[begin Extracted material]
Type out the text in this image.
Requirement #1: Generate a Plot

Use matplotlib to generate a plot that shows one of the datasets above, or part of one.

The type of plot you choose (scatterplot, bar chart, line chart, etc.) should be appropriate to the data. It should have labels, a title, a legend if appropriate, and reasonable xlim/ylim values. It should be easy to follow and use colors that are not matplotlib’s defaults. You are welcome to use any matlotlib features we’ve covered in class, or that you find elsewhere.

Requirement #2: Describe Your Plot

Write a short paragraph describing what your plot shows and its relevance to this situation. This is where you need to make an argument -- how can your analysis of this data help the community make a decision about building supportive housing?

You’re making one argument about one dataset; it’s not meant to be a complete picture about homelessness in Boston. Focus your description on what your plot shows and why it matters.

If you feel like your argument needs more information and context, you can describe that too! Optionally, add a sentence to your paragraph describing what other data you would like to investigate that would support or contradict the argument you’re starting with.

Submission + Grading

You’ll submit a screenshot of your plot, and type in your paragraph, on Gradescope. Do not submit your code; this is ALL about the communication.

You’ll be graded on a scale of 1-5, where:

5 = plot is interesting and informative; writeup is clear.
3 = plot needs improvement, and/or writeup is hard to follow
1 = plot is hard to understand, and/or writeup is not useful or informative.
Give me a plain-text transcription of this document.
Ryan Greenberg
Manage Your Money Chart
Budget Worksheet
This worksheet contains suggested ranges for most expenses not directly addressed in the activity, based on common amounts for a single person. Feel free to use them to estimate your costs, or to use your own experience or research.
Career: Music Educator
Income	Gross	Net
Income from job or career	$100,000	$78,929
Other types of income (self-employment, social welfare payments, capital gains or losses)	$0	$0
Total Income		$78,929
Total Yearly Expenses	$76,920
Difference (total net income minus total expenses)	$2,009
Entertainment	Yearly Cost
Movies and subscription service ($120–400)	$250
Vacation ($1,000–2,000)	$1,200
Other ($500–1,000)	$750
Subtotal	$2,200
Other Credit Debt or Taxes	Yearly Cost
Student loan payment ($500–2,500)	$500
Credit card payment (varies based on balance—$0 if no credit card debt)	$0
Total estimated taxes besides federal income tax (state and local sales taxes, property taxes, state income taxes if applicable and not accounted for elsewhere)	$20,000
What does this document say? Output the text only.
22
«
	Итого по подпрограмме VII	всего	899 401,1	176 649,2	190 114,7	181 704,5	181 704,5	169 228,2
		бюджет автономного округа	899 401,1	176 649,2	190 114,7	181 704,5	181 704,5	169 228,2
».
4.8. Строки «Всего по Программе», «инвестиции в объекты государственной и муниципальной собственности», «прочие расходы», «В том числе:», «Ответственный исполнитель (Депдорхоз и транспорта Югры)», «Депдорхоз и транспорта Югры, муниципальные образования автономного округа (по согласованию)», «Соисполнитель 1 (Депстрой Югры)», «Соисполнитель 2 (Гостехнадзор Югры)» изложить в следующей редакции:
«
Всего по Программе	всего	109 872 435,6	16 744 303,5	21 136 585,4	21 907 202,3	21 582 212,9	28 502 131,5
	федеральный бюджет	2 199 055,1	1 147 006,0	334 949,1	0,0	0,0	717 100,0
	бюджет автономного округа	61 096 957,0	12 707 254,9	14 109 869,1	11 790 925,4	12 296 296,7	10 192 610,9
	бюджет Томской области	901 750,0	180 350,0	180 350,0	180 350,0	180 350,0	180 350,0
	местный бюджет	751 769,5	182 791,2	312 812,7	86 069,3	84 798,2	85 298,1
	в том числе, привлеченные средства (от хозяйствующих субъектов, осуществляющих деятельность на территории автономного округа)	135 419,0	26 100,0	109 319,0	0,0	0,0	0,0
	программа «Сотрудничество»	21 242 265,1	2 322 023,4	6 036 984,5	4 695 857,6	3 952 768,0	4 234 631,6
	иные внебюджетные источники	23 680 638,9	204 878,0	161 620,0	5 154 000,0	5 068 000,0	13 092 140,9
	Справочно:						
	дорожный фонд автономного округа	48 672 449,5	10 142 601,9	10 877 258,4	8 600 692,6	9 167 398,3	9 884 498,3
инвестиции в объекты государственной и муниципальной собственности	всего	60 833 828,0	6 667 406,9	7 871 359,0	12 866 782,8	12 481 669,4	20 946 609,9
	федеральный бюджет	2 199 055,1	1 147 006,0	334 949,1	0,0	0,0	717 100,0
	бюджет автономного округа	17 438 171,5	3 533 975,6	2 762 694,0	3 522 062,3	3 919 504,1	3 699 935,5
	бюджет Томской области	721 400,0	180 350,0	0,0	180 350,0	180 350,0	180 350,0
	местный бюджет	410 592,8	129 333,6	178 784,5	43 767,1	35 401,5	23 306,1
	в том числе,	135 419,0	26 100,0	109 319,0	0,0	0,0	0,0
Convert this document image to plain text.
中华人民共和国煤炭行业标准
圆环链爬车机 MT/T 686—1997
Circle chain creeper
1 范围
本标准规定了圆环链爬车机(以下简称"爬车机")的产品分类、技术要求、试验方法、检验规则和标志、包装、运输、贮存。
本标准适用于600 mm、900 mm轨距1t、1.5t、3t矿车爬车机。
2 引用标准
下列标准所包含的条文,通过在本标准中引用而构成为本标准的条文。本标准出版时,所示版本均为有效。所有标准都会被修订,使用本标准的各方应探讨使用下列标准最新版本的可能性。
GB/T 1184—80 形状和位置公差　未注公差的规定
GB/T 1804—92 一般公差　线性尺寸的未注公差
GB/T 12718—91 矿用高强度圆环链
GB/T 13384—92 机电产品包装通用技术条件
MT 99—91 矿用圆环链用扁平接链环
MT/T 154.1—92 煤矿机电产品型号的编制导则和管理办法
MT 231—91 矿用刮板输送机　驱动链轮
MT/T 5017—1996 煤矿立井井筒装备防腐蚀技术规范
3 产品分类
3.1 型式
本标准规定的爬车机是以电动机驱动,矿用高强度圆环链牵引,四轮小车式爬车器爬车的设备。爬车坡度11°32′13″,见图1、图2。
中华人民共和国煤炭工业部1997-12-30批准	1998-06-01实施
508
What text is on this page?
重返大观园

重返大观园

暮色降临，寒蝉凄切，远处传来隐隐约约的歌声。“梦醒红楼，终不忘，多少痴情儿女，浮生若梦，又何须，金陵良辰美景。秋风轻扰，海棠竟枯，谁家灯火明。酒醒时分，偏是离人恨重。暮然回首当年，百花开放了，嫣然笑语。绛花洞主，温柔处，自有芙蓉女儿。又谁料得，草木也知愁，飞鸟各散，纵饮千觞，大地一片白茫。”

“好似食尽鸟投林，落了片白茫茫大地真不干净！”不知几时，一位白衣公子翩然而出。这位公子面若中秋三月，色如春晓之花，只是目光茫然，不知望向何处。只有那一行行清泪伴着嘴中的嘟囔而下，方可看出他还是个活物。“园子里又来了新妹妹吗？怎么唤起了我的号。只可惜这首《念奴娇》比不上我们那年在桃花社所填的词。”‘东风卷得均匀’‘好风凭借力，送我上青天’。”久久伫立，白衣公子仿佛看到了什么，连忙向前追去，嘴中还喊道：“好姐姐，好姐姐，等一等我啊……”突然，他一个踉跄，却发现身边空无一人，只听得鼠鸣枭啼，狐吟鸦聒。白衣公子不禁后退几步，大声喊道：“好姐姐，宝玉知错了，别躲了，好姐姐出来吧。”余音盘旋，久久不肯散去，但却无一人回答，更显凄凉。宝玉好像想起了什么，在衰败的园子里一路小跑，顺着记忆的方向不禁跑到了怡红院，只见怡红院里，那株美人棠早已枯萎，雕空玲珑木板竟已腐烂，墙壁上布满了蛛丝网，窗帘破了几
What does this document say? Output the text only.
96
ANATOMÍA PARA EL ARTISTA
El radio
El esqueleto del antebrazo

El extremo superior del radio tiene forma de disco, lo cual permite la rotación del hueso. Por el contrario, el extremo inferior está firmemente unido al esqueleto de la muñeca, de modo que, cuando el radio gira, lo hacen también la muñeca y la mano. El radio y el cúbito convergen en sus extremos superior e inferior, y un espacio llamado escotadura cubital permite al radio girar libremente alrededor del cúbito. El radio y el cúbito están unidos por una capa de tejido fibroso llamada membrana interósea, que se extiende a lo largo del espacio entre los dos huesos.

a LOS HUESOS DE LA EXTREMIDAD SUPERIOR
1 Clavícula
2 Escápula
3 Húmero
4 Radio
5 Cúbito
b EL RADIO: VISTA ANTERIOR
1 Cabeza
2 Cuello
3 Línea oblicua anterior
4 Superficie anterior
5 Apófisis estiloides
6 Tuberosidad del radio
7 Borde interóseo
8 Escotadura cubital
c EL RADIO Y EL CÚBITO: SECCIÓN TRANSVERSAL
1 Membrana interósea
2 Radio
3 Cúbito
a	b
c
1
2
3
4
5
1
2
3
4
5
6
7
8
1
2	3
[end Extracted material]
What you will do
Gather all lines where the word "Credit" appears.

Complete output
Other Credit Debt or Taxes	Yearly Cost
Credit card payment (varies based on balance—$0 if no credit card debt)	$0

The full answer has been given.